Stored records:
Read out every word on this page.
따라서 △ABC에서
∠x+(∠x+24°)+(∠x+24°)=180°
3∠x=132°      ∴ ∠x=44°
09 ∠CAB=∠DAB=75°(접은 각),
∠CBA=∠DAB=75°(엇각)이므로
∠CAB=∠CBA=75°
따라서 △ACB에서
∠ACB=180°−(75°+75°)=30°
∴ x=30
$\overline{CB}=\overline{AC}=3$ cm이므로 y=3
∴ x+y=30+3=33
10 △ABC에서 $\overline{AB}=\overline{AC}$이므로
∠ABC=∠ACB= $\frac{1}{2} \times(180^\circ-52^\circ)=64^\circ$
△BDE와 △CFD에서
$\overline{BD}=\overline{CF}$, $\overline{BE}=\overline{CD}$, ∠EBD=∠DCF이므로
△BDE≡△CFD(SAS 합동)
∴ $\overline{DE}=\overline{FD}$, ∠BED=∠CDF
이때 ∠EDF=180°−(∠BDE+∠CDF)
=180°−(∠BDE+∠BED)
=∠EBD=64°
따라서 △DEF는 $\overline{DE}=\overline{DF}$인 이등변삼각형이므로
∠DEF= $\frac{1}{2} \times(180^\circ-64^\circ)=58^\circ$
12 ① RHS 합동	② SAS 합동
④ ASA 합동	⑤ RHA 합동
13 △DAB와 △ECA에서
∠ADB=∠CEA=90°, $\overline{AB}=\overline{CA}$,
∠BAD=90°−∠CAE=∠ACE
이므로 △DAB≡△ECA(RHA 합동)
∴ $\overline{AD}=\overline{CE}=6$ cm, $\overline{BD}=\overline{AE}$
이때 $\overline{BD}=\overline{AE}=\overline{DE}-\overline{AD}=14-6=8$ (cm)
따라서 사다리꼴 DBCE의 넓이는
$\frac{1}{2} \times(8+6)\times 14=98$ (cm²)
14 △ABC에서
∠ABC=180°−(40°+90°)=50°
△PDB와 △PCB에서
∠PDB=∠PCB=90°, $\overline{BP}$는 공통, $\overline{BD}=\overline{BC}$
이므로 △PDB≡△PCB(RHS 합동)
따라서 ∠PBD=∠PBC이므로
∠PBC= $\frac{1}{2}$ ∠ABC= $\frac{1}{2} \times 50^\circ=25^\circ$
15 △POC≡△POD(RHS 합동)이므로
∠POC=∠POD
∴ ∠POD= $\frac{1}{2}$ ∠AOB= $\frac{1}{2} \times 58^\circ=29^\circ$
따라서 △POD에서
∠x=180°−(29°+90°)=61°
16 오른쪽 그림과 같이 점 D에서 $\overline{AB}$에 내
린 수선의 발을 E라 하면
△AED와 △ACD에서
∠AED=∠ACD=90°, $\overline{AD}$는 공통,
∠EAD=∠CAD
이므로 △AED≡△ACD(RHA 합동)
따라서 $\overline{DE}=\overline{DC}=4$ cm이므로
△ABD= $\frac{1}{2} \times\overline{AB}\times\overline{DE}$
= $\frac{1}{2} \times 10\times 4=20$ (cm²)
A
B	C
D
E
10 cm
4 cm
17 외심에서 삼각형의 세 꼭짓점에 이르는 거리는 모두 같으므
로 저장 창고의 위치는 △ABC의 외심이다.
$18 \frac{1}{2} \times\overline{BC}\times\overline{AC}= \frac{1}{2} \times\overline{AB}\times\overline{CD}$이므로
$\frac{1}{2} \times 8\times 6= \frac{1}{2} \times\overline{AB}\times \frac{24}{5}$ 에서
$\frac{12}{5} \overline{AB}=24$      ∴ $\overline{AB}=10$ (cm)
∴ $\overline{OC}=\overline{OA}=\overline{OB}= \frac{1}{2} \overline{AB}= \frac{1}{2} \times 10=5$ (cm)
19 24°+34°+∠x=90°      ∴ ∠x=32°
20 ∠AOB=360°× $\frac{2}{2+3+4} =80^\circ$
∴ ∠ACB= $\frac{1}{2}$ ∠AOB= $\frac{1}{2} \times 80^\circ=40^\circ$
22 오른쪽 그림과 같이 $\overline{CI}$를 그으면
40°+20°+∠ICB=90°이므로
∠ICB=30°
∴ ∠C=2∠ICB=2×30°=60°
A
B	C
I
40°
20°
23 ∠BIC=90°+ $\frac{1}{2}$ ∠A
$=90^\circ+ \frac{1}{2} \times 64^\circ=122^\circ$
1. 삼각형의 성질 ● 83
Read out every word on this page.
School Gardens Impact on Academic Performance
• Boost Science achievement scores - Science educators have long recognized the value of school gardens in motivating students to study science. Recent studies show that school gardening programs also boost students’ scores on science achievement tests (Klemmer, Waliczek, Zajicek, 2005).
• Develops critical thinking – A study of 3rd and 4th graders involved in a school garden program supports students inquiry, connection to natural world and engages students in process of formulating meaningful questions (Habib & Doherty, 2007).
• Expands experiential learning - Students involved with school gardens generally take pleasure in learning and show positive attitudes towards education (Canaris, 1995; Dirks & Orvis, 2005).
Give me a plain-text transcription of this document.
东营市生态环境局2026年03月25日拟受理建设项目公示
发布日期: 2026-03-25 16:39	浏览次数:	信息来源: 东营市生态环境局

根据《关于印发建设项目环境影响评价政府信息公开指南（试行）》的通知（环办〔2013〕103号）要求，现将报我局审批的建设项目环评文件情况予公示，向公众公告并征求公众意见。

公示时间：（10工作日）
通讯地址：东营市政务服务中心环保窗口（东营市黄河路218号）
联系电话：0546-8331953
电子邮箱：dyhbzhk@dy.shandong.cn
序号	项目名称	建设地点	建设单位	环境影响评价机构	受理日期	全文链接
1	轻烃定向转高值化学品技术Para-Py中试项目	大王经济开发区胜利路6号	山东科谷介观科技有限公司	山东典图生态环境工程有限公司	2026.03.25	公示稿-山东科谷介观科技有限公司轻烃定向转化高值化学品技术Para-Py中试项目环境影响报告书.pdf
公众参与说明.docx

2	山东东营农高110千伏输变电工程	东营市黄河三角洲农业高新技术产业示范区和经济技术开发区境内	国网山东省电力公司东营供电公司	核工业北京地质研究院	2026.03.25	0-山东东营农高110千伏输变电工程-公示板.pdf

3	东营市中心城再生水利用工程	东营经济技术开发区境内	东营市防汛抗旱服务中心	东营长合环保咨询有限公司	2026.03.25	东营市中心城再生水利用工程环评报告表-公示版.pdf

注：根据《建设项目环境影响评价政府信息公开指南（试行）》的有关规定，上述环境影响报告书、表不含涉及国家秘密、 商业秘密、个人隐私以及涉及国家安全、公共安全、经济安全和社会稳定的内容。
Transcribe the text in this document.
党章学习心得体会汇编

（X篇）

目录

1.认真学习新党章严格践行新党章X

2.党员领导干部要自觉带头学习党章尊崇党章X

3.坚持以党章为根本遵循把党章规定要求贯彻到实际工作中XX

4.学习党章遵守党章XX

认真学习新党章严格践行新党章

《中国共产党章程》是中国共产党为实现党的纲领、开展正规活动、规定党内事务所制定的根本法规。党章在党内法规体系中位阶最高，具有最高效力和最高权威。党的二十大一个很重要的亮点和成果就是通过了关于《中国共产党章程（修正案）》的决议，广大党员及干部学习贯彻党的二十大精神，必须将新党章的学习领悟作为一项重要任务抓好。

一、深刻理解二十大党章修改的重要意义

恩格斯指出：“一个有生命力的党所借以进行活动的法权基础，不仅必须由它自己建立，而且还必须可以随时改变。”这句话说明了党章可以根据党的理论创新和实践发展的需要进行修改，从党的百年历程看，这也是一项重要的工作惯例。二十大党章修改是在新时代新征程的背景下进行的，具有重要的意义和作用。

_EXERCISE GOAL_
Return each line where "circ" shows up.

_TASK ANSWER_
∠ABC=∠ACB= $\frac{1}{2} \times(180^\circ-52^\circ)=64^\circ$
∠DEF= $\frac{1}{2} \times(180^\circ-64^\circ)=58^\circ$
∠PBC= $\frac{1}{2}$ ∠ABC= $\frac{1}{2} \times 50^\circ=25^\circ$
∴ ∠POD= $\frac{1}{2}$ ∠AOB= $\frac{1}{2} \times 58^\circ=29^\circ$
20 ∠AOB=360°× $\frac{2}{2+3+4} =80^\circ$
∴ ∠ACB= $\frac{1}{2}$ ∠AOB= $\frac{1}{2} \times 80^\circ=40^\circ$
$=90^\circ+ \frac{1}{2} \times 64^\circ=122^\circ$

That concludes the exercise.